Give the number of lines in the listing below that include the word "this", with nothing more.
━━━ Records to use ━━━
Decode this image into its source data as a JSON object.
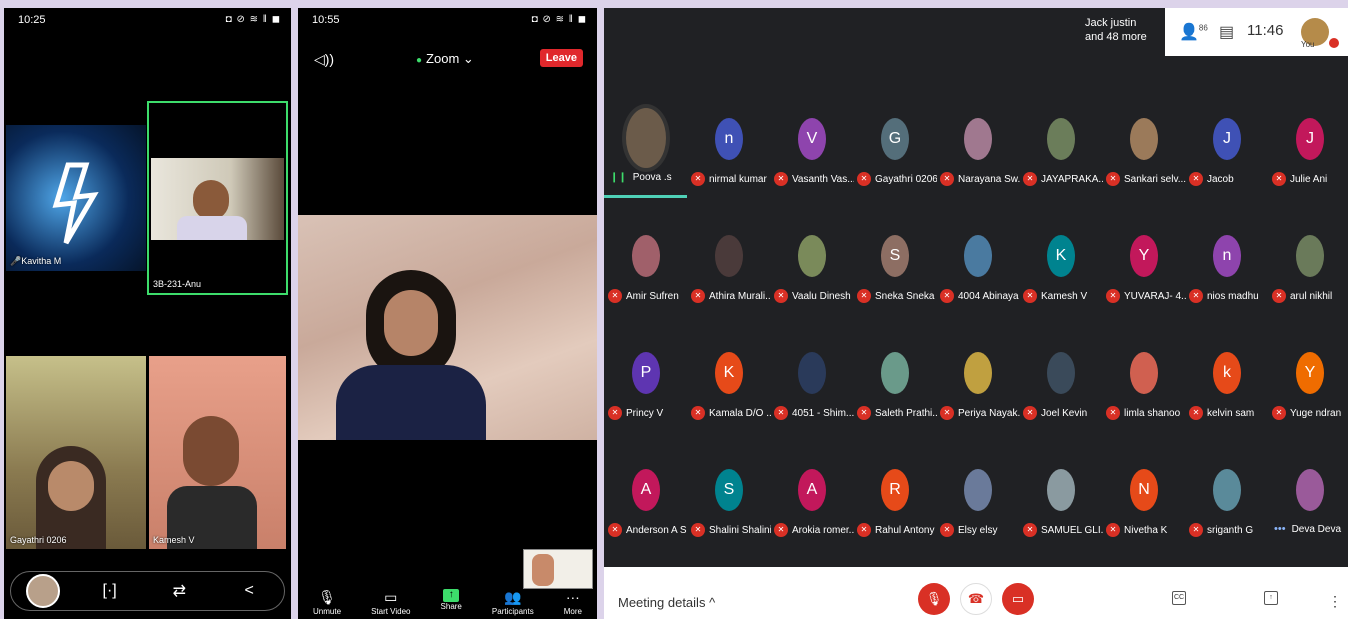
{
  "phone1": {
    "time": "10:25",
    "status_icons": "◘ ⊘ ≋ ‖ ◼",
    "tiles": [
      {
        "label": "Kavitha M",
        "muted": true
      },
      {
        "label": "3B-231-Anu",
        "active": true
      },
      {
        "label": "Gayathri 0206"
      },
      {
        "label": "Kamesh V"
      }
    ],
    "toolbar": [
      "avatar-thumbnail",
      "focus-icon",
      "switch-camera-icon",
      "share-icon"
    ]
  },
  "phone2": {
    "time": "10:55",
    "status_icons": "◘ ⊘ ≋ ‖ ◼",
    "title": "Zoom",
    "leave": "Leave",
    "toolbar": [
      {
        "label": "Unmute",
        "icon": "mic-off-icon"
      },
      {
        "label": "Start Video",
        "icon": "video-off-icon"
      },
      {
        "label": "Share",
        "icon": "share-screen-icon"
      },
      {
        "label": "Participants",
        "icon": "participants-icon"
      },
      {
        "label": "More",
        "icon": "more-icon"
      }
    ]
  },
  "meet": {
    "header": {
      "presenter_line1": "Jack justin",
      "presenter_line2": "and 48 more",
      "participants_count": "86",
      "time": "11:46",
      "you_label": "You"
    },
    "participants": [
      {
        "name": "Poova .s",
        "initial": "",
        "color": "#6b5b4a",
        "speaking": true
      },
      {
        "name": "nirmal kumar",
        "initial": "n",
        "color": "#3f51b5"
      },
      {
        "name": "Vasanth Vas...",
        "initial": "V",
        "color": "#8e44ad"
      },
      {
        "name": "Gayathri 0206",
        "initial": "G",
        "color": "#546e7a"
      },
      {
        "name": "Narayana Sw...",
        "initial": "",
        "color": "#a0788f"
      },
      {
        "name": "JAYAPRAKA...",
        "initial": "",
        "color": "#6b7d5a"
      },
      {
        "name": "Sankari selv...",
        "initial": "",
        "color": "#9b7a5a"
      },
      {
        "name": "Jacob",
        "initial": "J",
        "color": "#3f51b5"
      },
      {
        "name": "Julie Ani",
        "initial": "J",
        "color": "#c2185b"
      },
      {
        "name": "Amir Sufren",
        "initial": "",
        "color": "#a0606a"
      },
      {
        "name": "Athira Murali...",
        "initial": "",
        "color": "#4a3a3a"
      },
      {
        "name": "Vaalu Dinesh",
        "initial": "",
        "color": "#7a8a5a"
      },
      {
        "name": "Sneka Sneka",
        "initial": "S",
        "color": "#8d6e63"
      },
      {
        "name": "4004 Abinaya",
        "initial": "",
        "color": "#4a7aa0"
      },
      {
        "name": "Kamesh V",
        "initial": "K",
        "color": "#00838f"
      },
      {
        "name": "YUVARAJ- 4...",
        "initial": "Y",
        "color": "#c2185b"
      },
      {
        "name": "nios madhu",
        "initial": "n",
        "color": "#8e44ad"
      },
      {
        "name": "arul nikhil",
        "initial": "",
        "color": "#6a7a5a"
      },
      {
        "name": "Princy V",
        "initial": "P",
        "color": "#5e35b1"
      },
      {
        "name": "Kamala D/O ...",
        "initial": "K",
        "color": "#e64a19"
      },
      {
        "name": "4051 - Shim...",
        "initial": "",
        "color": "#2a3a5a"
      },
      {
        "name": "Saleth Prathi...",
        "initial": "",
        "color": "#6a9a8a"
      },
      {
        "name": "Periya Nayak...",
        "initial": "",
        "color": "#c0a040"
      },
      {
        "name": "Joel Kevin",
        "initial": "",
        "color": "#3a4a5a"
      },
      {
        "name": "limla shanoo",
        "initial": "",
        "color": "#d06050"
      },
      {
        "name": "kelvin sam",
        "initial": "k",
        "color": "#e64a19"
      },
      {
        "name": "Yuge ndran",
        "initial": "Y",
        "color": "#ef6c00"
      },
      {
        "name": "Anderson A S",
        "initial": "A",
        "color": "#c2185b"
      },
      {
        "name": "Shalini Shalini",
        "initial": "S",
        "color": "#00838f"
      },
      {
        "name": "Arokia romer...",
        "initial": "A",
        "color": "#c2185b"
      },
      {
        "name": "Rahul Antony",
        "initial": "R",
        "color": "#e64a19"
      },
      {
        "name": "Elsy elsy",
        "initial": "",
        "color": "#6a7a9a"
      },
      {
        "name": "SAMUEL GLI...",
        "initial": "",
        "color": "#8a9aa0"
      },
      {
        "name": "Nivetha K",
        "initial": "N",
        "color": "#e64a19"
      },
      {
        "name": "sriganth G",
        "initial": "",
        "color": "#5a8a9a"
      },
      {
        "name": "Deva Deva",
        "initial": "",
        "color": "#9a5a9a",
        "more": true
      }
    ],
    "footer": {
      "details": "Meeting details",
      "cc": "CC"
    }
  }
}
━━━
━━━ Records to use ━━━
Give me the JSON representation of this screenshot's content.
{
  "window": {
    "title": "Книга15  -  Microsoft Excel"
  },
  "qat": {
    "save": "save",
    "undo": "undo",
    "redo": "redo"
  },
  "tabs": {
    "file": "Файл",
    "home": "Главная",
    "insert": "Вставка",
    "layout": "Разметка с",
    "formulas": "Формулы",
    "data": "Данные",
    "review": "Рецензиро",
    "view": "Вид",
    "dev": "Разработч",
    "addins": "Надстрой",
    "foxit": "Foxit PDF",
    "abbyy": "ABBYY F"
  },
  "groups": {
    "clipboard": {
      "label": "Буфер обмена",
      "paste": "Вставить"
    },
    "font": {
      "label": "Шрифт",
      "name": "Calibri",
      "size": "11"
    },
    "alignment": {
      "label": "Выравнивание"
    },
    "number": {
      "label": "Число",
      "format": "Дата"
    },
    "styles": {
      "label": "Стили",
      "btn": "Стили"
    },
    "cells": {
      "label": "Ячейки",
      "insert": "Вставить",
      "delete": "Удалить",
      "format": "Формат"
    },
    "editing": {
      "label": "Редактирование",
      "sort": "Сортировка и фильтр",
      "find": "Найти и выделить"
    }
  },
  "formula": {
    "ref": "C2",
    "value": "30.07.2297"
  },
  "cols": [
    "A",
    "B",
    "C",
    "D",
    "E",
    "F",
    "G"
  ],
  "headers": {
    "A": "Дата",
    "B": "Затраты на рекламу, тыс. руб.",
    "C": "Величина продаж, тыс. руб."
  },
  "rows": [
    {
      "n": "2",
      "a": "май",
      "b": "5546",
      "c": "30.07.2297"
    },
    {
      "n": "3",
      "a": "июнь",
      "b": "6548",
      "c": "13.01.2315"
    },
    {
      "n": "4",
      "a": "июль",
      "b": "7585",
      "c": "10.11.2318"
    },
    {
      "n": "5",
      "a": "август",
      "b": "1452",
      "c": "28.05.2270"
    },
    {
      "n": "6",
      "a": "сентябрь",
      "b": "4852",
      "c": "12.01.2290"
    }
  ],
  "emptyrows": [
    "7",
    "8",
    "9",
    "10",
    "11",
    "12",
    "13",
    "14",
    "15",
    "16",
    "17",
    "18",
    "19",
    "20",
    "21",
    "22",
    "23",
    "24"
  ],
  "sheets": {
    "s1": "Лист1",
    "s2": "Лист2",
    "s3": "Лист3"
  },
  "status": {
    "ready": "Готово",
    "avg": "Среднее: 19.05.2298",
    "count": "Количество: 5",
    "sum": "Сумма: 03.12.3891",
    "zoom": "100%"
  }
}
━━━
** Final answer **
2